WORK REQUIRED.
Return all lines that include the string "субъектов".

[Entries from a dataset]
###

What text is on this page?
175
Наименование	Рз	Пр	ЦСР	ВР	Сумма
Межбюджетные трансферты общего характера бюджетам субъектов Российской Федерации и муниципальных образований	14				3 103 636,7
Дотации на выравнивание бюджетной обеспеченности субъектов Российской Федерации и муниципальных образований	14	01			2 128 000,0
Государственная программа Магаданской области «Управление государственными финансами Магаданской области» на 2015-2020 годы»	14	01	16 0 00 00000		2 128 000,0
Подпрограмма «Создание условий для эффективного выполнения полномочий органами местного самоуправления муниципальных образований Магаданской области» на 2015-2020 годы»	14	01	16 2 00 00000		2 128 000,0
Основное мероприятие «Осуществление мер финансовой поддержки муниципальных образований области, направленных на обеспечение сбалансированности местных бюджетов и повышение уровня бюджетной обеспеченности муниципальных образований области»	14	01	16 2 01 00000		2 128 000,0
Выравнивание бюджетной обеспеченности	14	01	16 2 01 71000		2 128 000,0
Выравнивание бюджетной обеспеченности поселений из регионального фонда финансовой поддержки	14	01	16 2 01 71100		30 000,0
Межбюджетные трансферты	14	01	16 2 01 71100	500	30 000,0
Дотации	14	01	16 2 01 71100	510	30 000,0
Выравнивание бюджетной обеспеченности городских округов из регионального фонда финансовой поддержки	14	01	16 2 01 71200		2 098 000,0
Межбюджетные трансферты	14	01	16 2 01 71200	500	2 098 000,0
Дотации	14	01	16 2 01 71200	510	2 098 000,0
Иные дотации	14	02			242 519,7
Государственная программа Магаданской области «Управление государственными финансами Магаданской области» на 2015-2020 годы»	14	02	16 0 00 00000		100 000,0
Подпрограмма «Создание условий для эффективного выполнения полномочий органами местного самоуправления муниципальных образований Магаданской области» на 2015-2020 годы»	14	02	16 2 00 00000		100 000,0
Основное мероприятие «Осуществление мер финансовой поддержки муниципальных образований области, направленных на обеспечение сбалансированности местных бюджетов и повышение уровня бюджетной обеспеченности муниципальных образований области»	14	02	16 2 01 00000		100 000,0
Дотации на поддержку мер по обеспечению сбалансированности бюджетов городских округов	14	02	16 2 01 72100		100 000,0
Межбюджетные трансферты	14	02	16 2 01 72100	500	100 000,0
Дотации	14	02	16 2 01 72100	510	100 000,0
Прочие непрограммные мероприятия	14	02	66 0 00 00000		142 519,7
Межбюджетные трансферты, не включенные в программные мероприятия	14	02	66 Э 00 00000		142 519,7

###

SOLUTION FOR THIS TASK.
Межбюджетные трансферты общего характера бюджетам субъектов Российской Федерации и муниципальных образований	14				3 103 636,7
Дотации на выравнивание бюджетной обеспеченности субъектов Российской Федерации и муниципальных образований	14	01			2 128 000,0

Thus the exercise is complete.